> [TO BE DONE]:
Reproduce all entries word for word.

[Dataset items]
--

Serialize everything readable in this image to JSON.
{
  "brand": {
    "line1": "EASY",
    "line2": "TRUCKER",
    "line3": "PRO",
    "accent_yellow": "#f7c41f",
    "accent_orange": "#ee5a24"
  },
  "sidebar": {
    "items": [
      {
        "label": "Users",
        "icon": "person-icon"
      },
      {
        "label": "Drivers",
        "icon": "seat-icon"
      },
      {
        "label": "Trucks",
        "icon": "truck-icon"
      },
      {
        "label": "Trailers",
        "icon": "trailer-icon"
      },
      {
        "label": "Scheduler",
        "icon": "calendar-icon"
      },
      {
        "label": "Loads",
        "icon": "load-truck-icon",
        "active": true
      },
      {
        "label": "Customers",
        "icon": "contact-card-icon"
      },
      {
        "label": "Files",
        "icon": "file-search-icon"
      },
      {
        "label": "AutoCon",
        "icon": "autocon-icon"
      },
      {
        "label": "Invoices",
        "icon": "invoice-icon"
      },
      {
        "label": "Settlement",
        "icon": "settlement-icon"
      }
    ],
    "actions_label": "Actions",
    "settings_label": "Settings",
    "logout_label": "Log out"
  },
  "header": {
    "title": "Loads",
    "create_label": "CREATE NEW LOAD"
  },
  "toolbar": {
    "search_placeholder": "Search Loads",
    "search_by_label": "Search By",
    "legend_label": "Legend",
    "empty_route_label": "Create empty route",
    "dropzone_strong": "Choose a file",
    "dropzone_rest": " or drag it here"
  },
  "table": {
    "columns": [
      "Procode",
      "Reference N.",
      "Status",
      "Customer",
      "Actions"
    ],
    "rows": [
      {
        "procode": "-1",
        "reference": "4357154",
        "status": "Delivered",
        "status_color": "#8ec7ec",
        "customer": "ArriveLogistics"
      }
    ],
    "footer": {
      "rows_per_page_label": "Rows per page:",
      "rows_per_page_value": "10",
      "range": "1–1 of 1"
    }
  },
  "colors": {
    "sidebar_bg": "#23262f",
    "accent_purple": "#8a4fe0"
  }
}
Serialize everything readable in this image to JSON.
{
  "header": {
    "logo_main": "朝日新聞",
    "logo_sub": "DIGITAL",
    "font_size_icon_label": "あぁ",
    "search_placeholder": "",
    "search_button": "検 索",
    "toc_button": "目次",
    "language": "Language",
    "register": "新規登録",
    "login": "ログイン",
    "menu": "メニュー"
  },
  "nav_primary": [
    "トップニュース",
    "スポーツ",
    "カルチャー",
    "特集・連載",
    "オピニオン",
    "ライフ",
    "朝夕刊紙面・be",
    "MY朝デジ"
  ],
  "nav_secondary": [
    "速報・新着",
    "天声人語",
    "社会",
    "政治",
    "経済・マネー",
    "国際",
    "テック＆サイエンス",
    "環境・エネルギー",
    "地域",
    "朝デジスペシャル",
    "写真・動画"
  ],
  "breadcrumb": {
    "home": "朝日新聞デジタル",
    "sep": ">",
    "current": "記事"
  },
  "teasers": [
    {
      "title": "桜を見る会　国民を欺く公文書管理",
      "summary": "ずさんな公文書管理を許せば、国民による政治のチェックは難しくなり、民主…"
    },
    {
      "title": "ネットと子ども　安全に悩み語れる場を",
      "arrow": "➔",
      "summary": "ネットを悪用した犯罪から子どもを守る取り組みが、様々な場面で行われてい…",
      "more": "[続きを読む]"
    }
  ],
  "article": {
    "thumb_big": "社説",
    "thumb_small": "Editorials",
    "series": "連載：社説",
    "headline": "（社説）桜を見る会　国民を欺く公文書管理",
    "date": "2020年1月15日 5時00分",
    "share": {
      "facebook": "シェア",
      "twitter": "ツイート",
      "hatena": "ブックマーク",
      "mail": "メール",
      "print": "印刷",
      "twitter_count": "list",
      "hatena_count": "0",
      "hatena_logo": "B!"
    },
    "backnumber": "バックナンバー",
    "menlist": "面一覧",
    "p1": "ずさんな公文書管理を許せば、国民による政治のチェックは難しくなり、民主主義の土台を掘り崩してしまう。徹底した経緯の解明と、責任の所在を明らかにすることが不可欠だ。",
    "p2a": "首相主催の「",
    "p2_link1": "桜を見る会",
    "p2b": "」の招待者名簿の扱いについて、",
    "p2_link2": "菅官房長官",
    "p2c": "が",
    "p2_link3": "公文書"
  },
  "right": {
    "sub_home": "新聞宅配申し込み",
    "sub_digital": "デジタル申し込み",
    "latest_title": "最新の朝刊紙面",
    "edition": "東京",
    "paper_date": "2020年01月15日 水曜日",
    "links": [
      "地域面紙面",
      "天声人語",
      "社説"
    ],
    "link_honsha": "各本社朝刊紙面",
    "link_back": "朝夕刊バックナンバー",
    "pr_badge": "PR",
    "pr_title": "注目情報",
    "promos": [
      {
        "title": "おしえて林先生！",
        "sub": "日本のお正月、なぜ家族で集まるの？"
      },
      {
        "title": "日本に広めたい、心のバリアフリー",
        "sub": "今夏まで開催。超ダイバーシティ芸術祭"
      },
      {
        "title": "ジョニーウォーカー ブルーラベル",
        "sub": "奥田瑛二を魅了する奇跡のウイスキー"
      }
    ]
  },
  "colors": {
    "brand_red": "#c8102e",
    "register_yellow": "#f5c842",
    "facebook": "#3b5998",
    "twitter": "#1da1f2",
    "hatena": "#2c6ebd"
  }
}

--

> [EXERCISE RESPONSE]:
Serialize everything readable in this image to JSON.
{
  "brand": {
    "line1": "EASY",
    "line2": "TRUCKER",
    "line3": "PRO",
    "accent_yellow": "#f7c41f",
    "accent_orange": "#ee5a24"
  },
  "sidebar": {
    "items": [
      {
        "label": "Users",
        "icon": "person-icon"
      },
      {
        "label": "Drivers",
        "icon": "seat-icon"
      },
      {
        "label": "Trucks",
        "icon": "truck-icon"
      },
      {
        "label": "Trailers",
        "icon": "trailer-icon"
      },
      {
        "label": "Scheduler",
        "icon": "calendar-icon"
      },
      {
        "label": "Loads",
        "icon": "load-truck-icon",
        "active": true
      },
      {
        "label": "Customers",
        "icon": "contact-card-icon"
      },
      {
        "label": "Files",
        "icon": "file-search-icon"
      },
      {
        "label": "AutoCon",
        "icon": "autocon-icon"
      },
      {
        "label": "Invoices",
        "icon": "invoice-icon"
      },
      {
        "label": "Settlement",
        "icon": "settlement-icon"
      }
    ],
    "actions_label": "Actions",
    "settings_label": "Settings",
    "logout_label": "Log out"
  },
  "header": {
    "title": "Loads",
    "create_label": "CREATE NEW LOAD"
  },
  "toolbar": {
    "search_placeholder": "Search Loads",
    "search_by_label": "Search By",
    "legend_label": "Legend",
    "empty_route_label": "Create empty route",
    "dropzone_strong": "Choose a file",
    "dropzone_rest": " or drag it here"
  },
  "table": {
    "columns": [
      "Procode",
      "Reference N.",
      "Status",
      "Customer",
      "Actions"
    ],
    "rows": [
      {
        "procode": "-1",
        "reference": "4357154",
        "status": "Delivered",
        "status_color": "#8ec7ec",
        "customer": "ArriveLogistics"
      }
    ],
    "footer": {
      "rows_per_page_label": "Rows per page:",
      "rows_per_page_value": "10",
      "range": "1–1 of 1"
    }
  },
  "colors": {
    "sidebar_bg": "#23262f",
    "accent_purple": "#8a4fe0"
  }
}
Serialize everything readable in this image to JSON.
{
  "header": {
    "logo_main": "朝日新聞",
    "logo_sub": "DIGITAL",
    "font_size_icon_label": "あぁ",
    "search_placeholder": "",
    "search_button": "検 索",
    "toc_button": "目次",
    "language": "Language",
    "register": "新規登録",
    "login": "ログイン",
    "menu": "メニュー"
  },
  "nav_primary": [
    "トップニュース",
    "スポーツ",
    "カルチャー",
    "特集・連載",
    "オピニオン",
    "ライフ",
    "朝夕刊紙面・be",
    "MY朝デジ"
  ],
  "nav_secondary": [
    "速報・新着",
    "天声人語",
    "社会",
    "政治",
    "経済・マネー",
    "国際",
    "テック＆サイエンス",
    "環境・エネルギー",
    "地域",
    "朝デジスペシャル",
    "写真・動画"
  ],
  "breadcrumb": {
    "home": "朝日新聞デジタル",
    "sep": ">",
    "current": "記事"
  },
  "teasers": [
    {
      "title": "桜を見る会　国民を欺く公文書管理",
      "summary": "ずさんな公文書管理を許せば、国民による政治のチェックは難しくなり、民主…"
    },
    {
      "title": "ネットと子ども　安全に悩み語れる場を",
      "arrow": "➔",
      "summary": "ネットを悪用した犯罪から子どもを守る取り組みが、様々な場面で行われてい…",
      "more": "[続きを読む]"
    }
  ],
  "article": {
    "thumb_big": "社説",
    "thumb_small": "Editorials",
    "series": "連載：社説",
    "headline": "（社説）桜を見る会　国民を欺く公文書管理",
    "date": "2020年1月15日 5時00分",
    "share": {
      "facebook": "シェア",
      "twitter": "ツイート",
      "hatena": "ブックマーク",
      "mail": "メール",
      "print": "印刷",
      "twitter_count": "list",
      "hatena_count": "0",
      "hatena_logo": "B!"
    },
    "backnumber": "バックナンバー",
    "menlist": "面一覧",
    "p1": "ずさんな公文書管理を許せば、国民による政治のチェックは難しくなり、民主主義の土台を掘り崩してしまう。徹底した経緯の解明と、責任の所在を明らかにすることが不可欠だ。",
    "p2a": "首相主催の「",
    "p2_link1": "桜を見る会",
    "p2b": "」の招待者名簿の扱いについて、",
    "p2_link2": "菅官房長官",
    "p2c": "が",
    "p2_link3": "公文書"
  },
  "right": {
    "sub_home": "新聞宅配申し込み",
    "sub_digital": "デジタル申し込み",
    "latest_title": "最新の朝刊紙面",
    "edition": "東京",
    "paper_date": "2020年01月15日 水曜日",
    "links": [
      "地域面紙面",
      "天声人語",
      "社説"
    ],
    "link_honsha": "各本社朝刊紙面",
    "link_back": "朝夕刊バックナンバー",
    "pr_badge": "PR",
    "pr_title": "注目情報",
    "promos": [
      {
        "title": "おしえて林先生！",
        "sub": "日本のお正月、なぜ家族で集まるの？"
      },
      {
        "title": "日本に広めたい、心のバリアフリー",
        "sub": "今夏まで開催。超ダイバーシティ芸術祭"
      },
      {
        "title": "ジョニーウォーカー ブルーラベル",
        "sub": "奥田瑛二を魅了する奇跡のウイスキー"
      }
    ]
  },
  "colors": {
    "brand_red": "#c8102e",
    "register_yellow": "#f5c842",
    "facebook": "#3b5998",
    "twitter": "#1da1f2",
    "hatena": "#2c6ebd"
  }
}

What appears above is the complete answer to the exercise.